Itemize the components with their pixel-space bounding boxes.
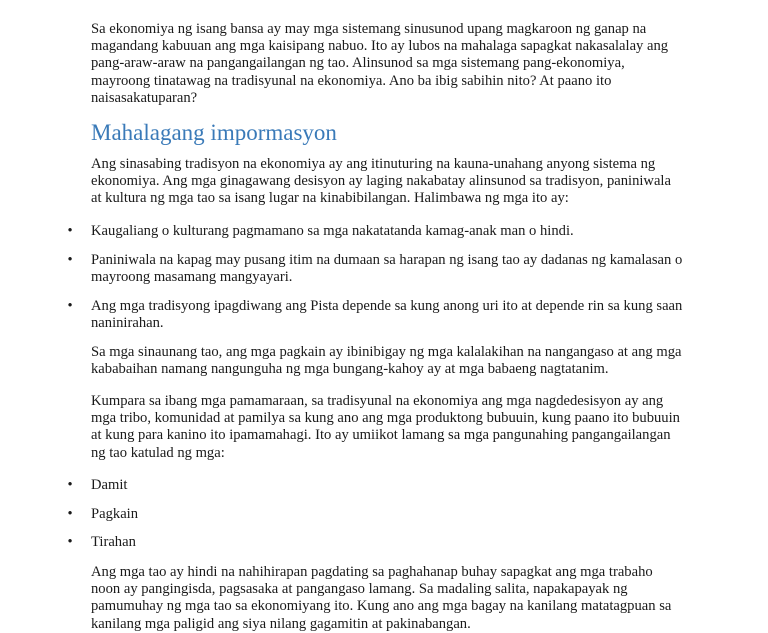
example-line: naninirahan. [91,315,164,332]
ancient-line: kababaihan namang nangunguha ng mga bungang-kahoy ay at mga babaeng nagtatanim. [91,361,609,378]
closing-line: Ang mga tao ay hindi na nahihirapan pagdating sa paghahanap buhay sapagkat ang mga trabaho [91,564,653,580]
example-text [91,223,691,240]
intro-line: naisasakatuparan? [91,89,198,106]
need-text: Pagkain [91,506,139,522]
need-text: Damit [91,477,128,493]
comparison-line: at kung para kanino ito ipamamahagi. Ito ay umiikot lamang sa mga pangunahing pangangailangan [91,427,671,444]
section-heading: Mahalagang impormasyon [91,120,337,145]
example-text [91,298,691,332]
comparison-line: ng tao katulad ng mga: [91,444,225,461]
example-line: mayroong masamang mangyayari. [91,269,293,286]
bullet-icon: • [67,252,73,268]
definition-line: Ang sinasabing tradisyon na ekonomiya ay ang itinuturing na kauna-unahang anyong sistema ng [91,156,656,172]
ancient-paragraph [91,344,691,378]
closing-paragraph [91,564,691,633]
example-line: Paniniwala na kapag may pusang itim na dumaan sa harapan ng isang tao ay dadanas ng kamalasan o [91,252,683,268]
example-text [91,252,691,286]
need-text: Tirahan [91,534,136,550]
example-line: Ang mga tradisyong ipagdiwang ang Pista depende sa kung anong uri ito at depende rin sa kung saan [91,298,683,314]
closing-line: noon ay pangingisda, pagsasaka at pangangaso lamang. Sa madaling salita, napakapayak ng [91,581,628,598]
bullet-icon: • [67,223,73,239]
definition-line: at kultura ng mga tao sa isang lugar na kinabibilangan. Halimbawa ng mga ito ay: [91,190,569,207]
closing-line: pamumuhay ng mga tao sa ekonomiyang ito. Kung ano ang mga bagay na kanilang matatagpuan sa [91,598,672,615]
intro-paragraph [91,21,691,107]
intro-line: Sa ekonomiya ng isang bansa ay may mga sistemang sinusunod upang magkaroon ng ganap na [91,21,647,37]
comparison-line: mga tribo, komunidad at pamilya sa kung ano ang mga produktong bubuuin, kung paano ito bubuuin [91,410,680,427]
bullet-icon: • [67,534,73,550]
definition-line: ekonomiya. Ang mga ginagawang desisyon ay laging nakabatay alinsunod sa tradisyon, paniniwala [91,173,671,190]
intro-line: pang-araw-araw na pangangailangan ng tao. Alinsunod sa mga sistemang pang-ekonomiya, [91,55,625,72]
intro-line: magandang kabuuan ang mga kaisipang nabuo. Ito ay lubos na mahalaga sapagkat nakasalalay ang [91,38,669,55]
comparison-paragraph [91,393,691,462]
definition-paragraph [91,156,691,208]
closing-line: kanilang mga paligid ang siya nilang gagamitin at pakinabangan. [91,615,471,632]
bullet-icon: • [67,477,73,493]
comparison-line: Kumpara sa ibang mga pamamaraan, sa tradisyunal na ekonomiya ang mga nagdedesisyon ay ang [91,393,664,409]
bullet-icon: • [67,506,73,522]
example-line: Kaugaliang o kulturang pagmamano sa mga nakatatanda kamag-anak man o hindi. [91,223,574,239]
ancient-line: Sa mga sinaunang tao, ang mga pagkain ay ibinibigay ng mga kalalakihan na nangangaso at ang mga [91,344,682,360]
intro-line: mayroong tinatawag na tradisyunal na ekonomiya. Ano ba ibig sabihin nito? At paano ito [91,72,612,89]
bullet-icon: • [67,298,73,314]
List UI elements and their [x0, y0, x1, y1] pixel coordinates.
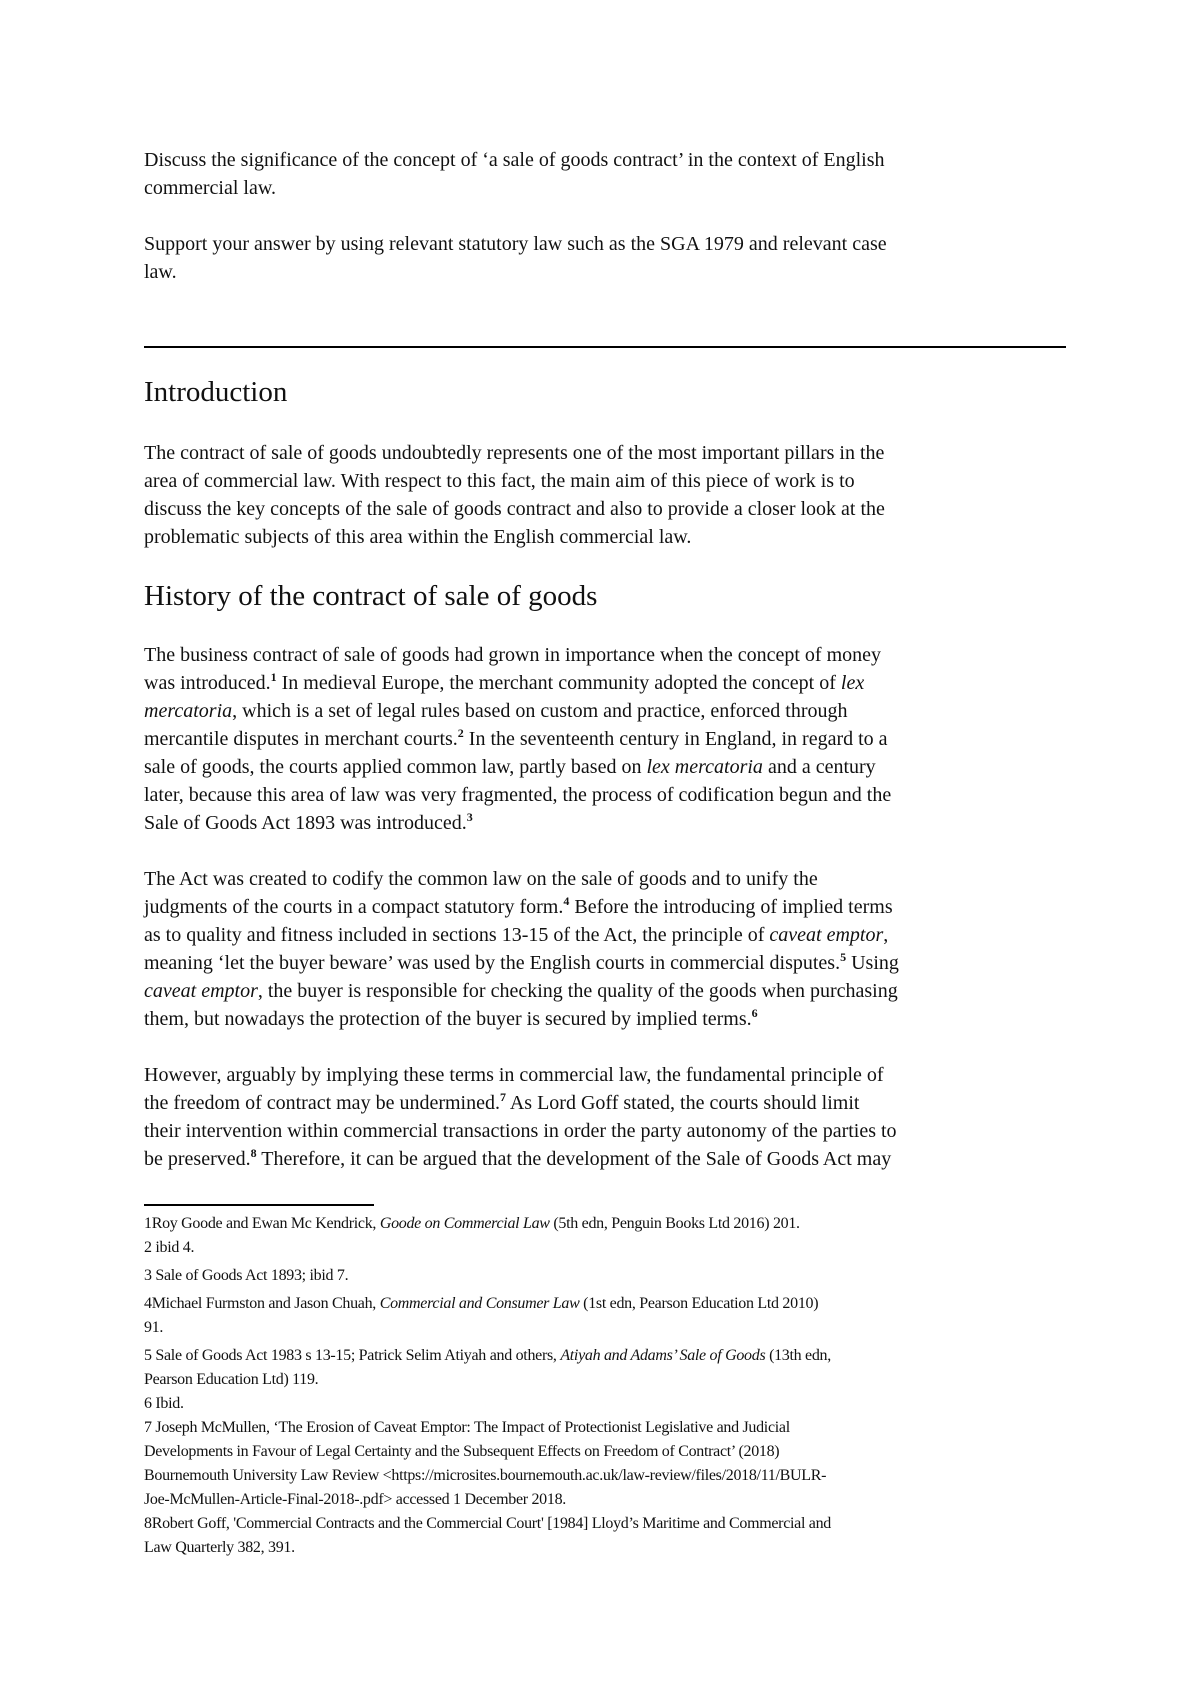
text-line: sale of goods, the courts applied common law, partly based on lex mercatoria and a century	[144, 756, 876, 778]
history-paragraph-3	[144, 1061, 1064, 1173]
text-line: The contract of sale of goods undoubtedly represents one of the most important pillars in the	[144, 442, 885, 464]
footnote-6: 6 Ibid.	[144, 1395, 184, 1412]
footnote-separator	[144, 1204, 374, 1206]
text-line: Discuss the significance of the concept of ‘a sale of goods contract’ in the context of English	[144, 149, 885, 171]
footnote-link[interactable]: Bournemouth University Law Review <https://microsites.bournemouth.ac.uk/law-review/files/2018/11/BULR-	[144, 1467, 827, 1484]
footnote-5: 5 Sale of Goods Act 1983 s 13-15; Patrick Selim Atiyah and others, Atiyah and Adams’ Sale of Goods (13th edn, Pearson Education Ltd) 119.	[144, 1347, 831, 1388]
text-line: area of commercial law. With respect to this fact, the main aim of this piece of work is to	[144, 470, 855, 492]
footnotes	[144, 1212, 1069, 1560]
footnote-ref[interactable]: 6	[751, 1006, 758, 1020]
text-line: as to quality and fitness included in sections 13-15 of the Act, the principle of caveat emptor,	[144, 924, 889, 946]
text-line: be preserved.$^8$ Therefore, it can be argued that the development of the Sale of Goods Act may	[144, 1146, 892, 1170]
footnote-ref[interactable]: 3	[466, 810, 473, 824]
text-line: caveat emptor, the buyer is responsible for checking the quality of the goods when purchasing	[144, 980, 898, 1002]
text-line: The Act was created to codify the common law on the sale of goods and to unify the	[144, 868, 818, 890]
history-paragraph-1	[144, 641, 1064, 837]
text-line: was introduced.$^1$ In medieval Europe, the merchant community adopted the concept of lex	[144, 670, 865, 694]
text-line: them, but nowadays the protection of the buyer is secured by implied terms.$^6$	[144, 1006, 758, 1030]
footnote-ref[interactable]: 7	[499, 1090, 506, 1104]
footnote-8: 8Robert Goff, 'Commercial Contracts and the Commercial Court' [1984] Lloyd’s Maritime and Commercial and Law Quarterly 382, 391.	[144, 1515, 831, 1556]
footnote-4: 4Michael Furmston and Jason Chuah, Commercial and Consumer Law (1st edn, Pearson Education Ltd 2010) 91.	[144, 1295, 819, 1336]
text-line: commercial law.	[144, 177, 276, 199]
footnote-3: 3 Sale of Goods Act 1893; ibid 7.	[144, 1267, 349, 1284]
text-line: However, arguably by implying these terms in commercial law, the fundamental principle of	[144, 1064, 884, 1086]
footnote-1: 1Roy Goode and Ewan Mc Kendrick, Goode on Commercial Law (5th edn, Penguin Books Ltd 2016) 201.	[144, 1215, 800, 1232]
text-line: mercantile disputes in merchant courts.$^2$ In the seventeenth century in England, in regard to a	[144, 726, 888, 750]
history-paragraph-2	[144, 865, 1064, 1033]
text-line: Support your answer by using relevant statutory law such as the SGA 1979 and relevant case	[144, 233, 887, 255]
text-line: meaning ‘let the buyer beware’ was used by the English courts in commercial disputes.$^5$ Using	[144, 950, 899, 974]
footnote-2: 2 ibid 4.	[144, 1239, 195, 1256]
footnote-ref[interactable]: 2	[457, 726, 464, 740]
section-divider	[144, 346, 1066, 348]
footnote-ref[interactable]: 4	[563, 894, 570, 908]
footnote-ref[interactable]: 5	[840, 950, 847, 964]
footnote-ref[interactable]: 8	[250, 1146, 257, 1160]
question-paragraph-1	[144, 146, 1064, 202]
text-line: their intervention within commercial transactions in order the party autonomy of the parties to	[144, 1120, 897, 1142]
text-line: problematic subjects of this area within the English commercial law.	[144, 526, 692, 548]
text-line: law.	[144, 261, 177, 283]
footnote-ref[interactable]: 1	[270, 670, 277, 684]
text-line: The business contract of sale of goods had grown in importance when the concept of money	[144, 644, 882, 666]
introduction-paragraph	[144, 439, 1064, 551]
text-line: mercatoria, which is a set of legal rules based on custom and practice, enforced through	[144, 700, 848, 722]
text-line: discuss the key concepts of the sale of goods contract and also to provide a closer look at the	[144, 498, 885, 520]
question-paragraph-2	[144, 230, 1064, 286]
text-line: judgments of the courts in a compact statutory form.$^4$ Before the introducing of implied terms	[144, 894, 893, 918]
history-heading: History of the contract of sale of goods	[144, 580, 598, 612]
text-line: the freedom of contract may be undermined.$^7$ As Lord Goff stated, the courts should limit	[144, 1090, 860, 1114]
introduction-heading: Introduction	[144, 376, 288, 408]
footnote-7: 7 Joseph McMullen, ‘The Erosion of Caveat Emptor: The Impact of Protectionist Legislative and Judicial Developments in Favour of Legal Certainty and the Subsequent Effects on Freedom of Contract’ (2018) Bournemouth University Law Review <https://microsites.bournemouth.ac.uk/law-review/files/2018/11/BULR- Joe-McMullen-Article-Final-2018-.pdf> accessed 1 December 2018.	[144, 1416, 1069, 1512]
text-line: Sale of Goods Act 1893 was introduced.$^3$	[144, 810, 473, 834]
text-line: later, because this area of law was very fragmented, the process of codification begun and the	[144, 784, 892, 806]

■ ■ ■ ■ ■

● Problem details
Reproduce the entries verbatim, starting with the line containing "text-line: sale of goods, the" and ending with the line containing "641, 1064, 837]", both included.

● Written reply
text-line: sale of goods, the courts applied common law, partly based on lex mercatoria and a century	[144, 756, 876, 778]
history-paragraph-3	[144, 1061, 1064, 1173]
text-line: The contract of sale of goods undoubtedly represents one of the most important pillars in the	[144, 442, 885, 464]
footnote-6: 6 Ibid.	[144, 1395, 184, 1412]
footnote-separator	[144, 1204, 374, 1206]
text-line: Discuss the significance of the concept of ‘a sale of goods contract’ in the context of English	[144, 149, 885, 171]
footnote-link[interactable]: Bournemouth University Law Review <https://microsites.bournemouth.ac.uk/law-review/files/2018/11/BULR-	[144, 1467, 827, 1484]
footnote-5: 5 Sale of Goods Act 1983 s 13-15; Patrick Selim Atiyah and others, Atiyah and Adams’ Sale of Goods (13th edn, Pearson Education Ltd) 119.	[144, 1347, 831, 1388]
text-line: area of commercial law. With respect to this fact, the main aim of this piece of work is to	[144, 470, 855, 492]
footnotes	[144, 1212, 1069, 1560]
footnote-ref[interactable]: 6	[751, 1006, 758, 1020]
text-line: as to quality and fitness included in sections 13-15 of the Act, the principle of caveat emptor,	[144, 924, 889, 946]
text-line: be preserved.$^8$ Therefore, it can be argued that the development of the Sale of Goods Act may	[144, 1146, 892, 1170]
footnote-ref[interactable]: 3	[466, 810, 473, 824]
text-line: caveat emptor, the buyer is responsible for checking the quality of the goods when purchasing	[144, 980, 898, 1002]
text-line: The Act was created to codify the common law on the sale of goods and to unify the	[144, 868, 818, 890]
history-paragraph-1	[144, 641, 1064, 837]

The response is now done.